## GIVEN TASK
Among the entries below, find the lines with "Women" and copy them.

## Collected data entries

_ _ _

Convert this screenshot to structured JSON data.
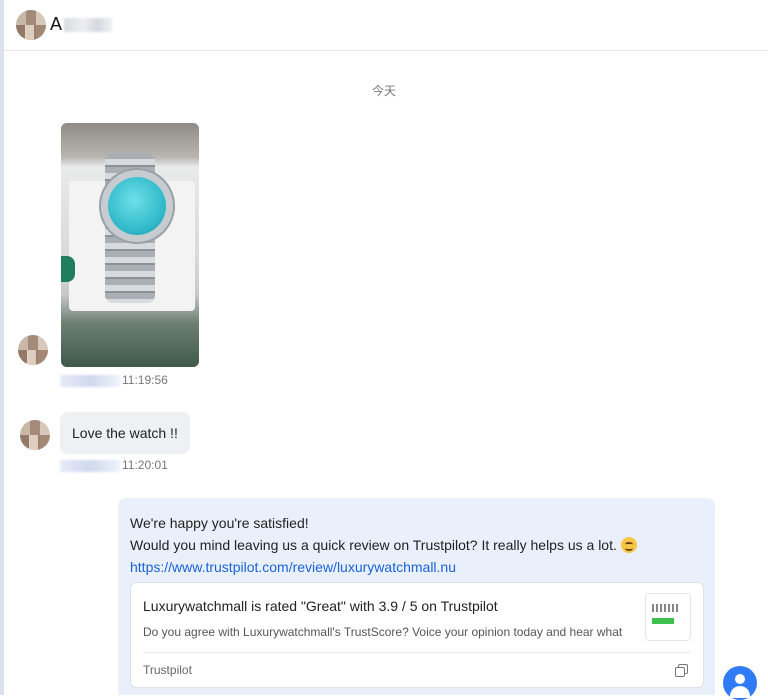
{
  "header": {
    "contact_name": "A"
  },
  "conversation": {
    "date_separator": "今天",
    "messages": [
      {
        "type": "image",
        "time": "11:19:56",
        "description_icon": "watch-photo"
      },
      {
        "type": "text",
        "text": "Love the watch !!",
        "time": "11:20:01"
      },
      {
        "type": "outgoing",
        "line1": "We're happy you're satisfied!",
        "line2": "Would you mind leaving us a quick review on Trustpilot? It really helps us a lot.",
        "link": "https://www.trustpilot.com/review/luxurywatchmall.nu",
        "preview": {
          "title": "Luxurywatchmall is rated \"Great\" with 3.9 / 5 on Trustpilot",
          "description": "Do you agree with Luxurywatchmall's TrustScore? Voice your opinion today and hear what ...",
          "source": "Trustpilot"
        }
      }
    ]
  },
  "colors": {
    "accent": "#2f7cf6",
    "link": "#1a63d8",
    "outgoing_bubble": "#eaf0fb",
    "incoming_bubble": "#eef0f3"
  }
}
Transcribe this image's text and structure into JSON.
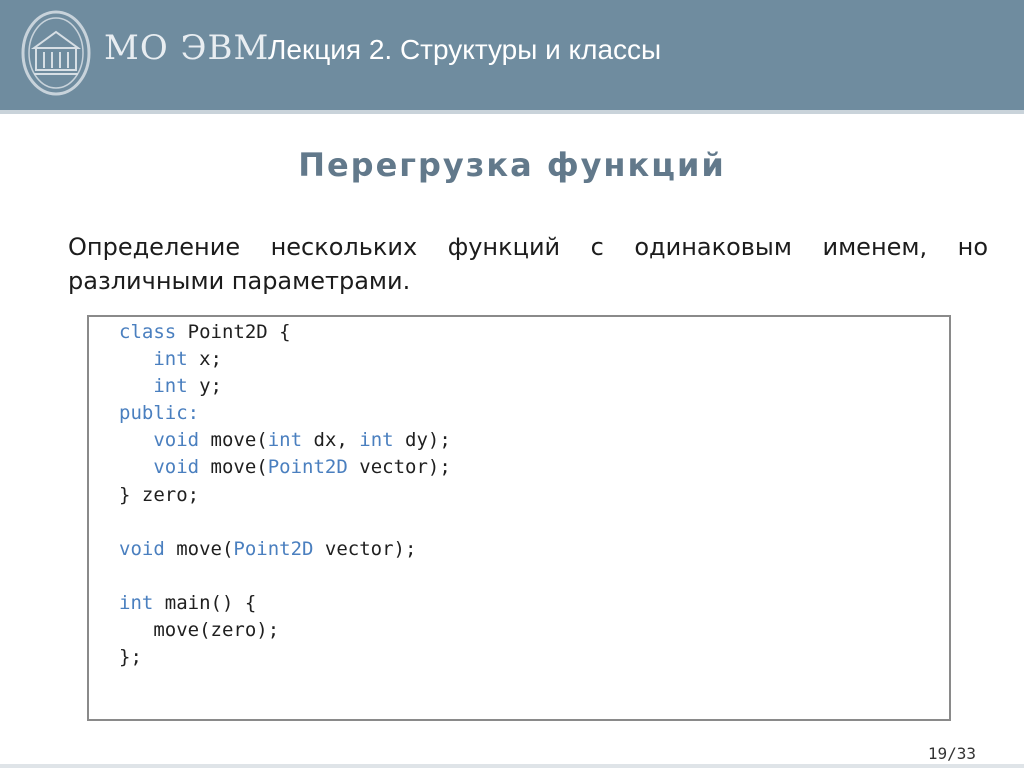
{
  "header": {
    "logo_text": "МО ЭВМ",
    "lecture_title": "Лекция 2.  Структуры и классы",
    "logo_icon": "university-seal-icon"
  },
  "slide": {
    "heading": "Перегрузка функций",
    "definition": "Определение нескольких функций с одинаковым именем, но различными параметрами.",
    "page_number": "19/33"
  },
  "code": {
    "lines": [
      [
        {
          "t": "class",
          "k": 1
        },
        {
          "t": " Point2D {"
        }
      ],
      [
        {
          "t": "   "
        },
        {
          "t": "int",
          "k": 1
        },
        {
          "t": " x;"
        }
      ],
      [
        {
          "t": "   "
        },
        {
          "t": "int",
          "k": 1
        },
        {
          "t": " y;"
        }
      ],
      [
        {
          "t": "public:",
          "k": 1
        }
      ],
      [
        {
          "t": "   "
        },
        {
          "t": "void",
          "k": 1
        },
        {
          "t": " move("
        },
        {
          "t": "int",
          "k": 1
        },
        {
          "t": " dx, "
        },
        {
          "t": "int",
          "k": 1
        },
        {
          "t": " dy);"
        }
      ],
      [
        {
          "t": "   "
        },
        {
          "t": "void",
          "k": 1
        },
        {
          "t": " move("
        },
        {
          "t": "Point2D",
          "k": 1
        },
        {
          "t": " vector);"
        }
      ],
      [
        {
          "t": "} zero;"
        }
      ],
      [],
      [
        {
          "t": "void",
          "k": 1
        },
        {
          "t": " move("
        },
        {
          "t": "Point2D",
          "k": 1
        },
        {
          "t": " vector);"
        }
      ],
      [],
      [
        {
          "t": "int",
          "k": 1
        },
        {
          "t": " main() {"
        }
      ],
      [
        {
          "t": "   move(zero);"
        }
      ],
      [
        {
          "t": "};"
        }
      ]
    ]
  },
  "colors": {
    "header_bg": "#6f8c9f",
    "heading": "#62798b",
    "keyword": "#4a7fbf"
  }
}
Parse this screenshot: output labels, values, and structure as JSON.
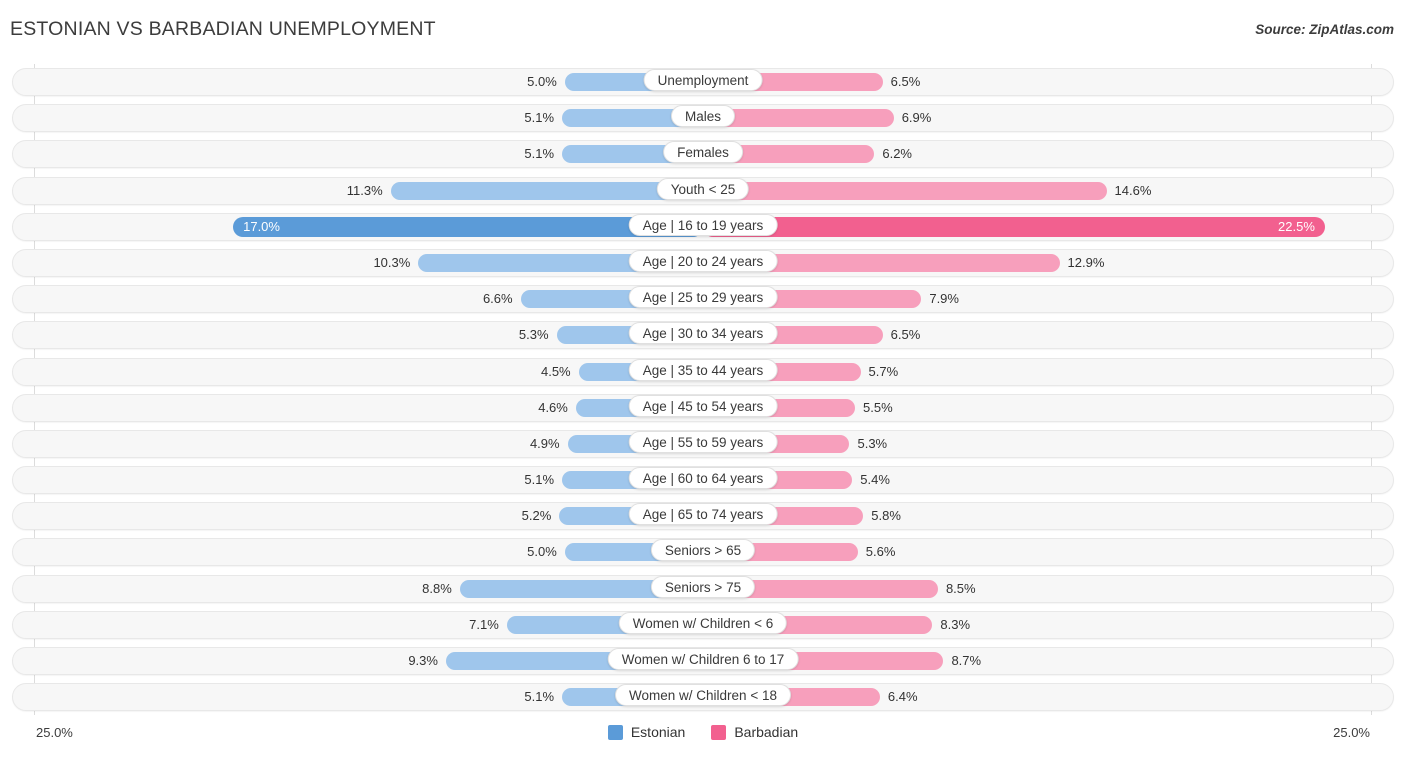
{
  "header": {
    "title": "ESTONIAN VS BARBADIAN UNEMPLOYMENT",
    "source": "Source: ZipAtlas.com"
  },
  "footer": {
    "axis_min_left": "25.0%",
    "axis_min_right": "25.0%"
  },
  "legend": [
    {
      "label": "Estonian",
      "color": "#5B9BD8"
    },
    {
      "label": "Barbadian",
      "color": "#F2608F"
    }
  ],
  "colors": {
    "estonian_light": "#9FC6EC",
    "estonian_dark": "#5B9BD8",
    "barbadian_light": "#F79FBC",
    "barbadian_dark": "#F2608F",
    "track": "#F7F7F7",
    "axis": "#DCDCDC"
  },
  "chart_data": {
    "type": "bar",
    "subtype": "diverging-horizontal",
    "title": "ESTONIAN VS BARBADIAN UNEMPLOYMENT",
    "xlabel": "",
    "ylabel": "",
    "axis_max": 25.0,
    "axis_units": "%",
    "grid": false,
    "legend_position": "bottom-center",
    "categories": [
      "Unemployment",
      "Males",
      "Females",
      "Youth < 25",
      "Age | 16 to 19 years",
      "Age | 20 to 24 years",
      "Age | 25 to 29 years",
      "Age | 30 to 34 years",
      "Age | 35 to 44 years",
      "Age | 45 to 54 years",
      "Age | 55 to 59 years",
      "Age | 60 to 64 years",
      "Age | 65 to 74 years",
      "Seniors > 65",
      "Seniors > 75",
      "Women w/ Children < 6",
      "Women w/ Children 6 to 17",
      "Women w/ Children < 18"
    ],
    "series": [
      {
        "name": "Estonian",
        "color": "#9FC6EC",
        "values": [
          5.0,
          5.1,
          5.1,
          11.3,
          17.0,
          10.3,
          6.6,
          5.3,
          4.5,
          4.6,
          4.9,
          5.1,
          5.2,
          5.0,
          8.8,
          7.1,
          9.3,
          5.1
        ],
        "labels": [
          "5.0%",
          "5.1%",
          "5.1%",
          "11.3%",
          "17.0%",
          "10.3%",
          "6.6%",
          "5.3%",
          "4.5%",
          "4.6%",
          "4.9%",
          "5.1%",
          "5.2%",
          "5.0%",
          "8.8%",
          "7.1%",
          "9.3%",
          "5.1%"
        ]
      },
      {
        "name": "Barbadian",
        "color": "#F79FBC",
        "values": [
          6.5,
          6.9,
          6.2,
          14.6,
          22.5,
          12.9,
          7.9,
          6.5,
          5.7,
          5.5,
          5.3,
          5.4,
          5.8,
          5.6,
          8.5,
          8.3,
          8.7,
          6.4
        ],
        "labels": [
          "6.5%",
          "6.9%",
          "6.2%",
          "14.6%",
          "22.5%",
          "12.9%",
          "7.9%",
          "6.5%",
          "5.7%",
          "5.5%",
          "5.3%",
          "5.4%",
          "5.8%",
          "5.6%",
          "8.5%",
          "8.3%",
          "8.7%",
          "6.4%"
        ]
      }
    ],
    "highlighted_row_index": 4
  }
}
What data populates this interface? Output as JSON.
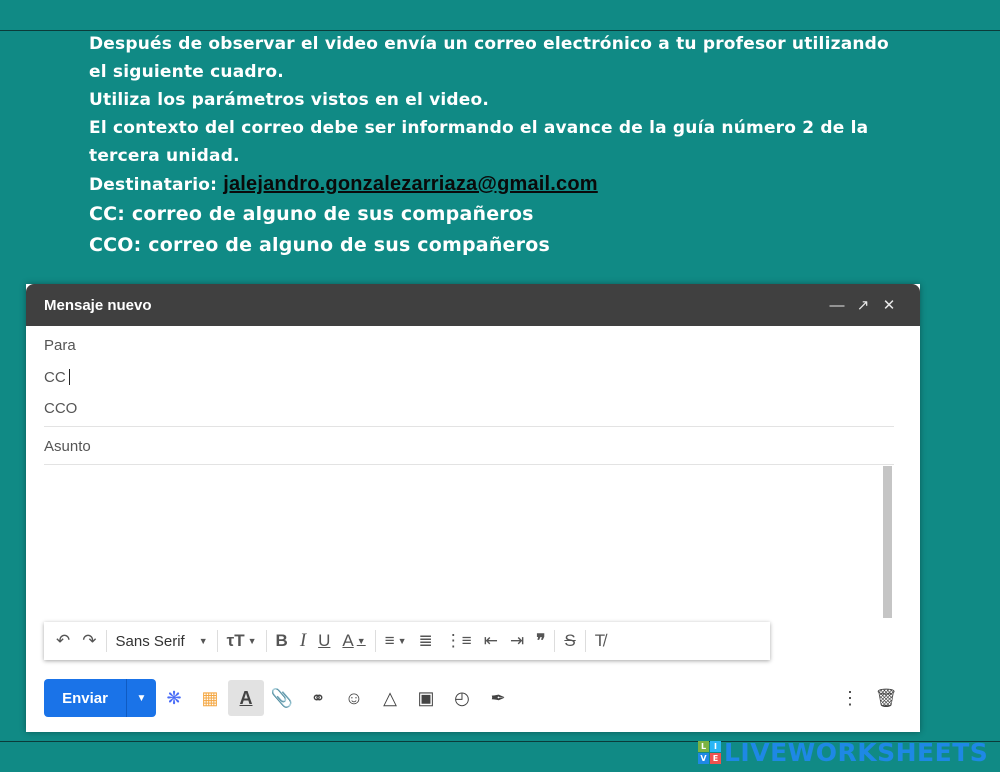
{
  "instructions": {
    "line1": "Después de observar el video envía un correo electrónico a tu profesor utilizando",
    "line2": "el siguiente cuadro.",
    "line3": "Utiliza los parámetros vistos en el video.",
    "line4": "El contexto del correo debe ser informando el avance de la guía número 2 de la",
    "line5": "tercera unidad.",
    "recipient_label": "Destinatario:",
    "recipient_email": "jalejandro.gonzalezarriaza@gmail.com",
    "cc_line": "CC: correo de alguno de sus compañeros",
    "cco_line": "CCO: correo de alguno de sus compañeros"
  },
  "compose": {
    "title": "Mensaje nuevo",
    "to_label": "Para",
    "cc_label": "CC",
    "cco_label": "CCO",
    "subject_placeholder": "Asunto",
    "font_name": "Sans Serif",
    "send_label": "Enviar"
  },
  "branding": {
    "logo_text": "LIVEWORKSHEETS",
    "logo_letters": [
      "L",
      "I",
      "V",
      "E"
    ]
  },
  "colors": {
    "background": "#108a85",
    "header": "#404040",
    "send_button": "#1a73e8",
    "logo": "#1e88e5"
  },
  "icons": [
    "undo-icon",
    "redo-icon",
    "text-size-icon",
    "bold-icon",
    "italic-icon",
    "underline-icon",
    "text-color-icon",
    "align-icon",
    "numbered-list-icon",
    "bulleted-list-icon",
    "indent-less-icon",
    "indent-more-icon",
    "quote-icon",
    "strikethrough-icon",
    "clear-formatting-icon",
    "send-options-icon",
    "confidential-icon",
    "emoji-palette-icon",
    "formatting-toggle-icon",
    "attach-icon",
    "link-icon",
    "emoji-icon",
    "drive-icon",
    "photo-icon",
    "lock-clock-icon",
    "signature-icon",
    "more-options-icon",
    "delete-icon"
  ]
}
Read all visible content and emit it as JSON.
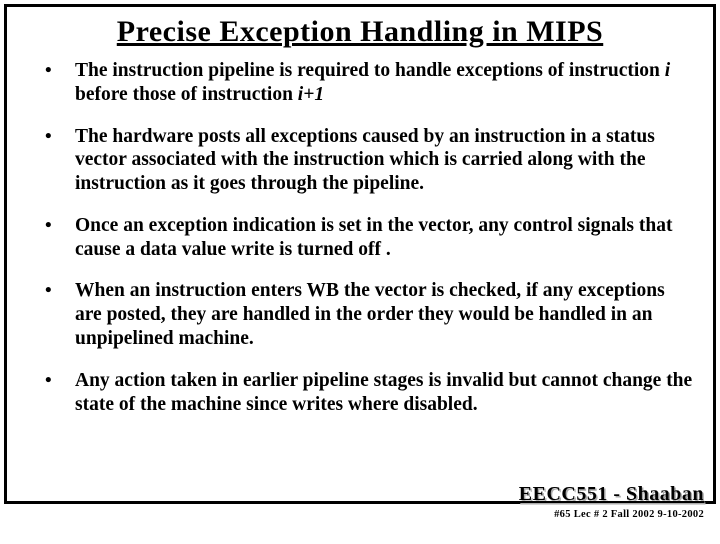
{
  "title": "Precise Exception Handling in MIPS",
  "bullets": [
    {
      "pre": "The instruction pipeline is required to handle exceptions of instruction ",
      "em1": "i",
      "mid": "  before those of instruction  ",
      "em2": "i+1",
      "post": ""
    },
    {
      "pre": "The hardware posts all exceptions caused by an instruction in a status vector associated with the instruction which is carried along with the instruction as it goes through the pipeline.",
      "em1": "",
      "mid": "",
      "em2": "",
      "post": ""
    },
    {
      "pre": "Once an exception indication is set in the vector, any control signals that cause a data value write is turned off .",
      "em1": "",
      "mid": "",
      "em2": "",
      "post": ""
    },
    {
      "pre": "When an instruction enters WB the vector is checked, if any exceptions are posted, they are handled in the order they would be handled in an unpipelined machine.",
      "em1": "",
      "mid": "",
      "em2": "",
      "post": ""
    },
    {
      "pre": "Any action taken in earlier pipeline stages is invalid but cannot change the state of the machine since writes where disabled.",
      "em1": "",
      "mid": "",
      "em2": "",
      "post": ""
    }
  ],
  "footer": {
    "course": "EECC551 - Shaaban",
    "meta": "#65  Lec # 2  Fall 2002   9-10-2002"
  }
}
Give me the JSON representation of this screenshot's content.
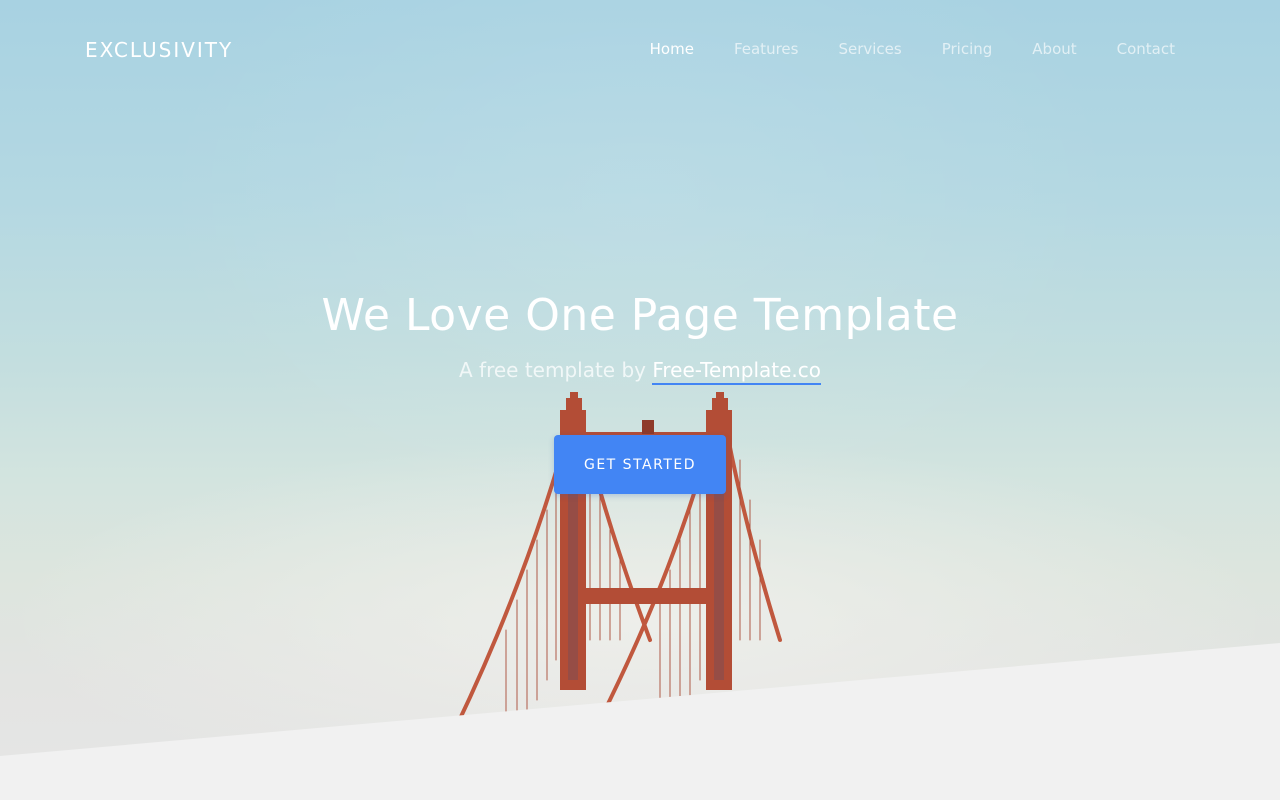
{
  "header": {
    "brand": "EXCLUSIVITY",
    "nav": [
      {
        "label": "Home",
        "active": true
      },
      {
        "label": "Features",
        "active": false
      },
      {
        "label": "Services",
        "active": false
      },
      {
        "label": "Pricing",
        "active": false
      },
      {
        "label": "About",
        "active": false
      },
      {
        "label": "Contact",
        "active": false
      }
    ]
  },
  "hero": {
    "title": "We Love One Page Template",
    "subtitle_prefix": "A free template by ",
    "subtitle_link": "Free-Template.co",
    "cta_label": "GET STARTED"
  },
  "colors": {
    "accent": "#4285f4",
    "section_bg": "#f1f1f1",
    "bridge": "#b5523a"
  }
}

_ _ _

## OUTPUT FOR THIS EXERCISE
      "Women w/ Children < 6",
      "Women w/ Children 6 to 17",
      "Women w/ Children < 18"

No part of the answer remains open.